## THE REQUEST
All of the data needs to be repeated exactly.
— START SUPPLIED MATERIAL —
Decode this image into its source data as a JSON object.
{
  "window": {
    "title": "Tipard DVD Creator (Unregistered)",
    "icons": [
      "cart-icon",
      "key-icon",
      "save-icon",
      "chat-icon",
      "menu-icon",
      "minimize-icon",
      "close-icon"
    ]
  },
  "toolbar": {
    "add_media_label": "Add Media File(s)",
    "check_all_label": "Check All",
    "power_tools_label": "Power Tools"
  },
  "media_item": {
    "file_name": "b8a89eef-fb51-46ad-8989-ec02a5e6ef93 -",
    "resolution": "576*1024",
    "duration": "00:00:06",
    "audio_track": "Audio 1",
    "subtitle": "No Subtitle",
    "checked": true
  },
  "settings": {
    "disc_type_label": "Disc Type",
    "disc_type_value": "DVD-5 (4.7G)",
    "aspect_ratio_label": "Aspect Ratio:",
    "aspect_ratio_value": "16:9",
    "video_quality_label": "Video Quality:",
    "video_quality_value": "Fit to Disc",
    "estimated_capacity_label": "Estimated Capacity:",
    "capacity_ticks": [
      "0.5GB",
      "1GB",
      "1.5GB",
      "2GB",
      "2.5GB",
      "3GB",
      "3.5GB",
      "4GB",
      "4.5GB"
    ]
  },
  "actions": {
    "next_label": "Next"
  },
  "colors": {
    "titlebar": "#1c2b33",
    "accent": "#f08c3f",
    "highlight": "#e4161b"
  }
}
— END SUPPLIED MATERIAL —
## RESULT OF THIS EXERCISE
Decode this image into its source data as a JSON object.
{
  "window": {
    "title": "Tipard DVD Creator (Unregistered)",
    "icons": [
      "cart-icon",
      "key-icon",
      "save-icon",
      "chat-icon",
      "menu-icon",
      "minimize-icon",
      "close-icon"
    ]
  },
  "toolbar": {
    "add_media_label": "Add Media File(s)",
    "check_all_label": "Check All",
    "power_tools_label": "Power Tools"
  },
  "media_item": {
    "file_name": "b8a89eef-fb51-46ad-8989-ec02a5e6ef93 -",
    "resolution": "576*1024",
    "duration": "00:00:06",
    "audio_track": "Audio 1",
    "subtitle": "No Subtitle",
    "checked": true
  },
  "settings": {
    "disc_type_label": "Disc Type",
    "disc_type_value": "DVD-5 (4.7G)",
    "aspect_ratio_label": "Aspect Ratio:",
    "aspect_ratio_value": "16:9",
    "video_quality_label": "Video Quality:",
    "video_quality_value": "Fit to Disc",
    "estimated_capacity_label": "Estimated Capacity:",
    "capacity_ticks": [
      "0.5GB",
      "1GB",
      "1.5GB",
      "2GB",
      "2.5GB",
      "3GB",
      "3.5GB",
      "4GB",
      "4.5GB"
    ]
  },
  "actions": {
    "next_label": "Next"
  },
  "colors": {
    "titlebar": "#1c2b33",
    "accent": "#f08c3f",
    "highlight": "#e4161b"
  }
}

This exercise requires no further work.